TASK INSTRUCTIONS:
From the records below, transcribe only the lines running from the one with "Serialize everything readable" through the one with "Extract the structured". Keep both of those end lines.

################

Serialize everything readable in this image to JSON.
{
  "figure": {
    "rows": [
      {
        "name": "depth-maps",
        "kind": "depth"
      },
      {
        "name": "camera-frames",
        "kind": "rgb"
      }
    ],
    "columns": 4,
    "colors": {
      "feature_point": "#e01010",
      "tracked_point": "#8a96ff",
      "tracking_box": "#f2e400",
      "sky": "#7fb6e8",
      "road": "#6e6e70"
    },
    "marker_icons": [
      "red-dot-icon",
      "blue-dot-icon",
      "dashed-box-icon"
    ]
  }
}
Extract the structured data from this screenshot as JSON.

################

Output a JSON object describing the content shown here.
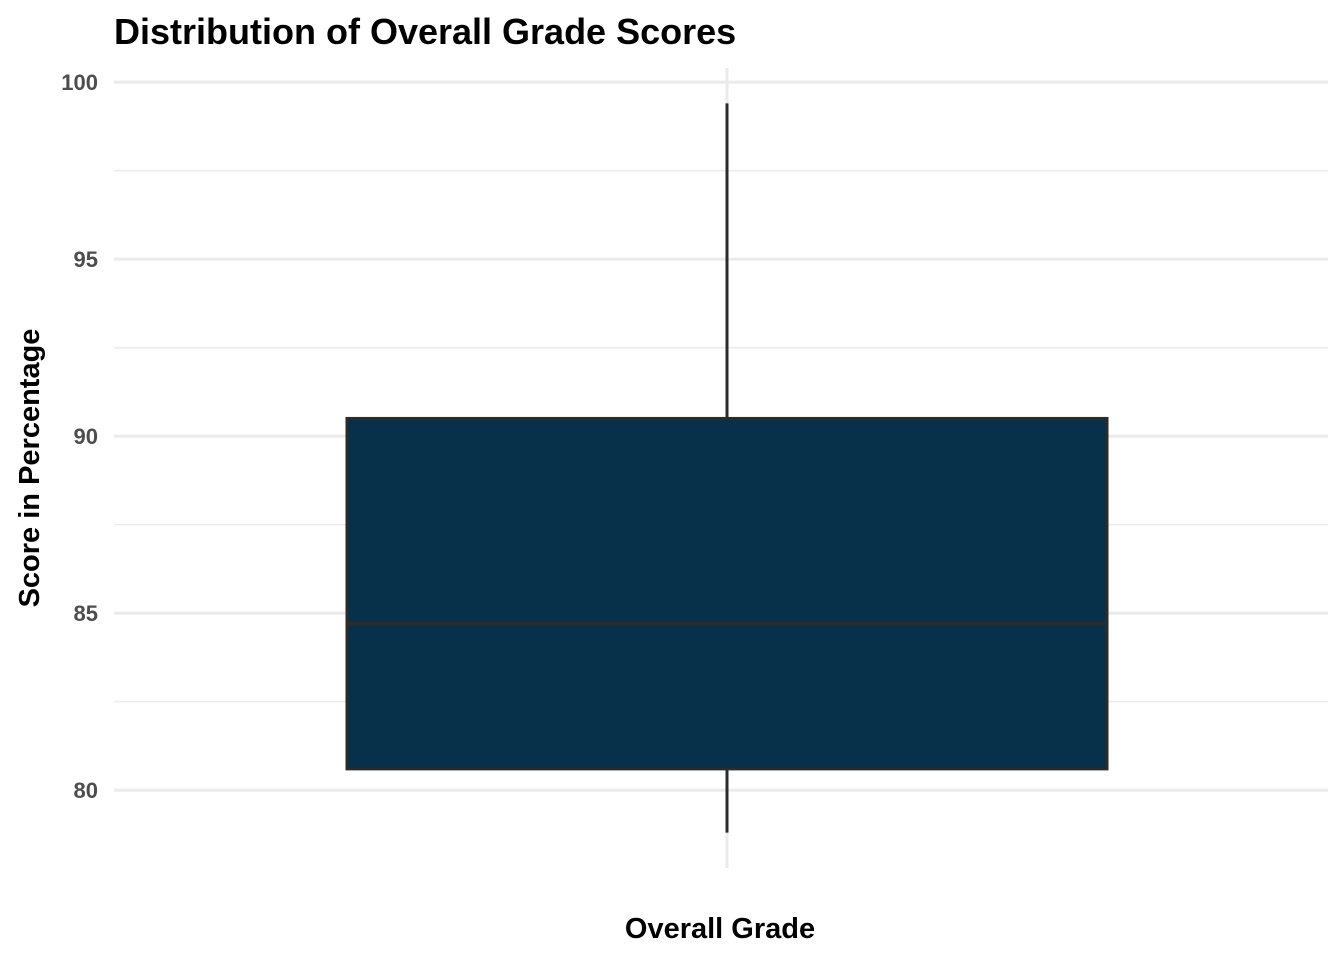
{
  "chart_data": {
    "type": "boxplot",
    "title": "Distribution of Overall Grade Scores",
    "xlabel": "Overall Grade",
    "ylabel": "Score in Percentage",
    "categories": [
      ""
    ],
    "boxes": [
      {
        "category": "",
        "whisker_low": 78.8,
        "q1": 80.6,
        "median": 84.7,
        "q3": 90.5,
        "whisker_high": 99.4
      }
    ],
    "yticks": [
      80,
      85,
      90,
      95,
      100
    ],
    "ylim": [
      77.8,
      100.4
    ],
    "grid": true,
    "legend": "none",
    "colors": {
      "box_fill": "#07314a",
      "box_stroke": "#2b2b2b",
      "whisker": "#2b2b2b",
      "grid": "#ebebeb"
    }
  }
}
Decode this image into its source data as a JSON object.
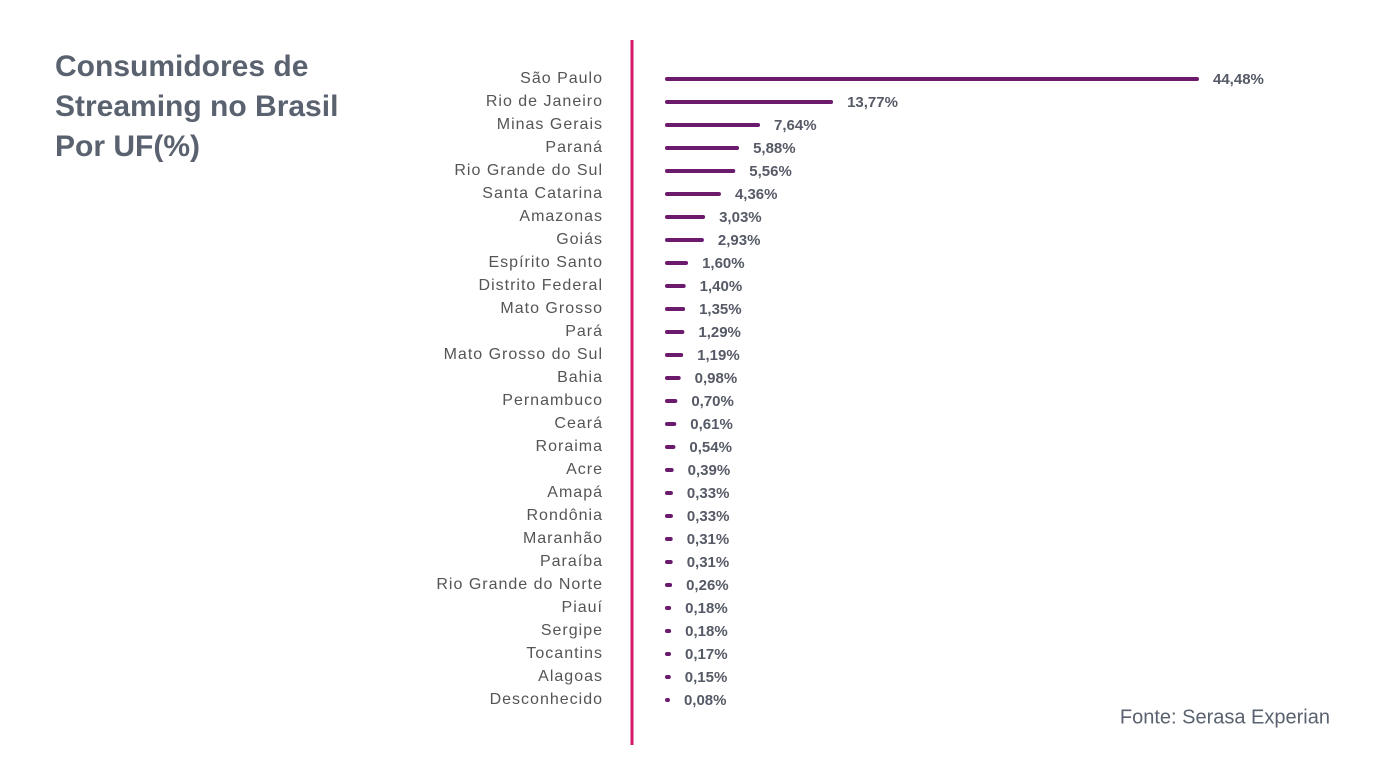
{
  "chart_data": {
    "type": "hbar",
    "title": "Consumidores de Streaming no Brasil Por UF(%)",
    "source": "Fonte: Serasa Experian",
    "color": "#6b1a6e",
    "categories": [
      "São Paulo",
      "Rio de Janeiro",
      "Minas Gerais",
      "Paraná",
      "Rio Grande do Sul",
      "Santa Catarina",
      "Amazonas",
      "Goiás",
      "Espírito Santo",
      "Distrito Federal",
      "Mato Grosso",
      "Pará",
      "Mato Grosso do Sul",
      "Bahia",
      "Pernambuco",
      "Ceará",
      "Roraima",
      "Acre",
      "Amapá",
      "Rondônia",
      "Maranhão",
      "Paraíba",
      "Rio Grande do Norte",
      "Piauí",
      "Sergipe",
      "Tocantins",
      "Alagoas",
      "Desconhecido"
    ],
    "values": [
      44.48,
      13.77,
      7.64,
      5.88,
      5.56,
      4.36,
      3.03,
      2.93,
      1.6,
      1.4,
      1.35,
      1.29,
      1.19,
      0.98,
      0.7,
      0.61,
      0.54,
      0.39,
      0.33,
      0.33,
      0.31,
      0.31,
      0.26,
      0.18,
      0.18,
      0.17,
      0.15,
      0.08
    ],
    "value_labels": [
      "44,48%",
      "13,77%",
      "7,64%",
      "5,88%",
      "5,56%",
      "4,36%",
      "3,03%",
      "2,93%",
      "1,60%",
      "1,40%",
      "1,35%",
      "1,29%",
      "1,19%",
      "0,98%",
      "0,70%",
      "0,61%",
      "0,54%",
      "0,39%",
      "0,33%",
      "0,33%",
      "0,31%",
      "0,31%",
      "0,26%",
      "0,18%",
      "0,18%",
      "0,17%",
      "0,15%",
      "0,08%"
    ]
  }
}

################

SOLVED EXERCISE:
Serialize everything readable in this image to JSON.
{
  "figure": {
    "rows": [
      {
        "name": "depth-maps",
        "kind": "depth"
      },
      {
        "name": "camera-frames",
        "kind": "rgb"
      }
    ],
    "columns": 4,
    "colors": {
      "feature_point": "#e01010",
      "tracked_point": "#8a96ff",
      "tracking_box": "#f2e400",
      "sky": "#7fb6e8",
      "road": "#6e6e70"
    },
    "marker_icons": [
      "red-dot-icon",
      "blue-dot-icon",
      "dashed-box-icon"
    ]
  }
}
Extract the structured data from this screenshot as JSON.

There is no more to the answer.